* Quoted text:
Adrian Manea v Secretary of State for the Home Department
| Jurisdiction | England & Wales |
| Judge | Mr Justice Linden |
| Judgment Date | 24 June 2025 |
| Neutral Citation | [2025] EWHC 1568 (Admin) |
| Docket Number | Case No: AC-2024-LON-002416 |
| Court | King's Bench Division (Administrative Court) |
and
Mr Justice Linden
Case No: AC-2024-LON-002416
IN THE HIGH COURT OF JUSTICE
KING'S BENCH DIVISION
ADMINISTRATIVE COURT
Royal Courts of Justice
Strand, London, WC2A 2LL
Ruxandra Moise for the Claimant
The Defendant was not represented and did not appear
Richard Evans (instructed by the Crown Prosecution Service) for the Interested Party
Hearing dates: 17 June 2025
Approved Judgment
This judgment was handed down remotely at 10.00am on 24 June 2025 by circulation to the parties or their representatives by e-mail and by release to the National Archives.

* Data records:
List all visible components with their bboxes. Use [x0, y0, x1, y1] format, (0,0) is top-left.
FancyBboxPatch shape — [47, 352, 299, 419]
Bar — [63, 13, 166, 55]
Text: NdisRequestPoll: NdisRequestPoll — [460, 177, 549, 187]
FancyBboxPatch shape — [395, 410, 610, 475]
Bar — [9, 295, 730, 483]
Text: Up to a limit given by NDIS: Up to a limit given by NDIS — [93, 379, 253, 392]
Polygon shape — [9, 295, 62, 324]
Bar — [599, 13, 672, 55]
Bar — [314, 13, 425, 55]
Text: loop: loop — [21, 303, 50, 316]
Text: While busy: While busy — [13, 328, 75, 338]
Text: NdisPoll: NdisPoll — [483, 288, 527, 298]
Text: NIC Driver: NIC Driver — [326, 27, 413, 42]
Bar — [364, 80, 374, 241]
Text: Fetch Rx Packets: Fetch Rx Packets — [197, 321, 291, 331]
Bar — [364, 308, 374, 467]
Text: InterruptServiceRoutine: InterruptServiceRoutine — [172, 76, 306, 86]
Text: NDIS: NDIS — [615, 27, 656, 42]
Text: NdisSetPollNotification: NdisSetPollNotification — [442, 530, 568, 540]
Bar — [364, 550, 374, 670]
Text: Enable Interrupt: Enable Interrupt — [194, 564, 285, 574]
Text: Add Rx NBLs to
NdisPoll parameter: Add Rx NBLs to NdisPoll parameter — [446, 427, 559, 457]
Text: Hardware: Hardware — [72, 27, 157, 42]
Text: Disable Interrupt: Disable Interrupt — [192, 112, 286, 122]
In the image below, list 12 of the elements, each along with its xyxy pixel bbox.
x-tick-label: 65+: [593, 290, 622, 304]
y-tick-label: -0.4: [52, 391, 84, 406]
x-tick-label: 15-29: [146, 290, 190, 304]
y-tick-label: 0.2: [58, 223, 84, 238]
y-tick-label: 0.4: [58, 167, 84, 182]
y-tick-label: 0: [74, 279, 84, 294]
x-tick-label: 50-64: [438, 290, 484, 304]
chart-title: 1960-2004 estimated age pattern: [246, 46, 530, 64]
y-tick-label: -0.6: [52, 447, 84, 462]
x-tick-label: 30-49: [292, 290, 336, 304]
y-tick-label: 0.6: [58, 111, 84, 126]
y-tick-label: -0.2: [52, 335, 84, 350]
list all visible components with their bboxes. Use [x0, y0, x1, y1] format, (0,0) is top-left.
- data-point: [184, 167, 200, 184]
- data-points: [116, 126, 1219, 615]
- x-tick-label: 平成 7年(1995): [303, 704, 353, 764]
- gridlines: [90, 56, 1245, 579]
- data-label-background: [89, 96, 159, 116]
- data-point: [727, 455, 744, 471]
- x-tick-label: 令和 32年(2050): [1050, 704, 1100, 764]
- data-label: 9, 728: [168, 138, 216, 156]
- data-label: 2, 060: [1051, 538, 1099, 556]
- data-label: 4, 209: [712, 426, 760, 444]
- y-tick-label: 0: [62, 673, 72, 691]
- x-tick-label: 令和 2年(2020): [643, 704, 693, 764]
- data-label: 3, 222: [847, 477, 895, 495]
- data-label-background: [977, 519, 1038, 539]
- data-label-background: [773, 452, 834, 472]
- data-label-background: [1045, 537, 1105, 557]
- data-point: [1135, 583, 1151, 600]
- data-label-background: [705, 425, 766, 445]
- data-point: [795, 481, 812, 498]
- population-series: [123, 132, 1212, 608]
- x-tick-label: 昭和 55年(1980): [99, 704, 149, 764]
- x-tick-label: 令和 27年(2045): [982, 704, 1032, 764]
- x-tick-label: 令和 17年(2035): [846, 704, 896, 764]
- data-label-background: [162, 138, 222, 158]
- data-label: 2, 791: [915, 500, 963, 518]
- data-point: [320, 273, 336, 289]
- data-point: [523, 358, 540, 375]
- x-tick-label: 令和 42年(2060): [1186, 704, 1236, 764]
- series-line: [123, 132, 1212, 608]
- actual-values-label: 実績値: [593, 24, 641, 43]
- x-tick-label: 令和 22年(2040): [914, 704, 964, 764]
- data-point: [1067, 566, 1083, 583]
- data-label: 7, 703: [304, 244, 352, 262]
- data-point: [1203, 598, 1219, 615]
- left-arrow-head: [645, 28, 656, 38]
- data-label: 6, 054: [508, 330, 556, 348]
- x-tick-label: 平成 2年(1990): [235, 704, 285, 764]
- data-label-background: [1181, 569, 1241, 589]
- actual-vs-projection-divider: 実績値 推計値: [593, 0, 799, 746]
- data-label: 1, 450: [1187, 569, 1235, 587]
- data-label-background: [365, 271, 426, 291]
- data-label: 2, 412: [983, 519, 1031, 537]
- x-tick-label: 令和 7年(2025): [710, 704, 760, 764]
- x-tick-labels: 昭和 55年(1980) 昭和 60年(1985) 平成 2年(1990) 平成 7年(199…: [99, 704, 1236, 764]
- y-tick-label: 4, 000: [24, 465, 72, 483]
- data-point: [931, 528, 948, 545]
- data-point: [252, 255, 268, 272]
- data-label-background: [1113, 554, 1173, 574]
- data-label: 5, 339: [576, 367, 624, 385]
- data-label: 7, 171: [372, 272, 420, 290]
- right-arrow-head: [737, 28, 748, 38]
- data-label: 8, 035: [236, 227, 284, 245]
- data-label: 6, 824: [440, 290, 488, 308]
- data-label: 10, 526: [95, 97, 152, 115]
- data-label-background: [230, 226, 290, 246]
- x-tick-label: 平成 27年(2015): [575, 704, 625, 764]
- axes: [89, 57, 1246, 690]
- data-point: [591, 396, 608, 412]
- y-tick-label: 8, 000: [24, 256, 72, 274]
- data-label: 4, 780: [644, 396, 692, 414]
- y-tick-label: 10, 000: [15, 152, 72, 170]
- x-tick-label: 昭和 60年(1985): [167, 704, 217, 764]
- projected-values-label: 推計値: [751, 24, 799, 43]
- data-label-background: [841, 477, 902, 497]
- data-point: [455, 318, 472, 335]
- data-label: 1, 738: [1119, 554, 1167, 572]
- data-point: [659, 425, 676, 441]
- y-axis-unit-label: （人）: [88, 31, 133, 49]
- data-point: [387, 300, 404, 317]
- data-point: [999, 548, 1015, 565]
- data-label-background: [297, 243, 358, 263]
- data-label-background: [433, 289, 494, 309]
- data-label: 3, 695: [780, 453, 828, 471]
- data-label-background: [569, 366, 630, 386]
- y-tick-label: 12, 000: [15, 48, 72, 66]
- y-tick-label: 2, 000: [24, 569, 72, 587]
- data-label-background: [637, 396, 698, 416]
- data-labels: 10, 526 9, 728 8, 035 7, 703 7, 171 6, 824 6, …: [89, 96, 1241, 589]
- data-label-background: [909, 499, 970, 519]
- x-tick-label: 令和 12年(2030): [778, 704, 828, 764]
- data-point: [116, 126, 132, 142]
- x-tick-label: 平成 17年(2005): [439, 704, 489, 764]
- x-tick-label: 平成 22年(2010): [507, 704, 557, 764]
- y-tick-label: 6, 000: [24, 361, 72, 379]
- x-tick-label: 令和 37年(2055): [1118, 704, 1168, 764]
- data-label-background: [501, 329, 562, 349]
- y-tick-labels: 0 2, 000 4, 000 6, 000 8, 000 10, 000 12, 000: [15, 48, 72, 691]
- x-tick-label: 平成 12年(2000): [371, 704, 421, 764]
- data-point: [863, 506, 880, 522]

* Task prompt: Carry on the court judgment in Adrian Manea v Secretary of State for the Home Department, starting after its final sentence.

* Answer to this task:
Introduction
This is the Claimant's application for permission to claim judicial review. He challenges two Orders:
a. The Order for his extradition dated 7 February 2023, which was made by District Judge Clarke, sitting at Westminster Magistrates' Court.
b. The Order of Lang J dated 27 June 2024, refusing his application to reopen the Order of DJ Clarke and/or to reopen his application for permission to appeal that Order.
The Claim Form was filed on 11 July 2024. On 23 July 2024, Sheldon J directed a hearing of the Claimant's application for permission to claim judicial review and ordered a stay of the extradition of the Claimant pending the outcome of that hearing.
Background
It is only necessary to set out the background in brief outline.
The extradition proceedings which led to the extradition order of 7 February 2023 were not the first such proceedings in which the Claimant had been involved. His extradition was ordered by District Judge Zani on 6 July 2018, to serve sentences of 5 years' and 8 years' imprisonment on 2 separate extradition (conviction) warrants relating to some of the offences which are the subject of the 7 February 2023 Order. The Claimant had resisted extradition on various grounds, all of which DJ Zani rejected, including under sections 10 and 65 Extradition Act 2003 (dual criminality) and under Article 3 of the European Convention on Human Rights (“ECHR”) in relation to prison conditions in Romania.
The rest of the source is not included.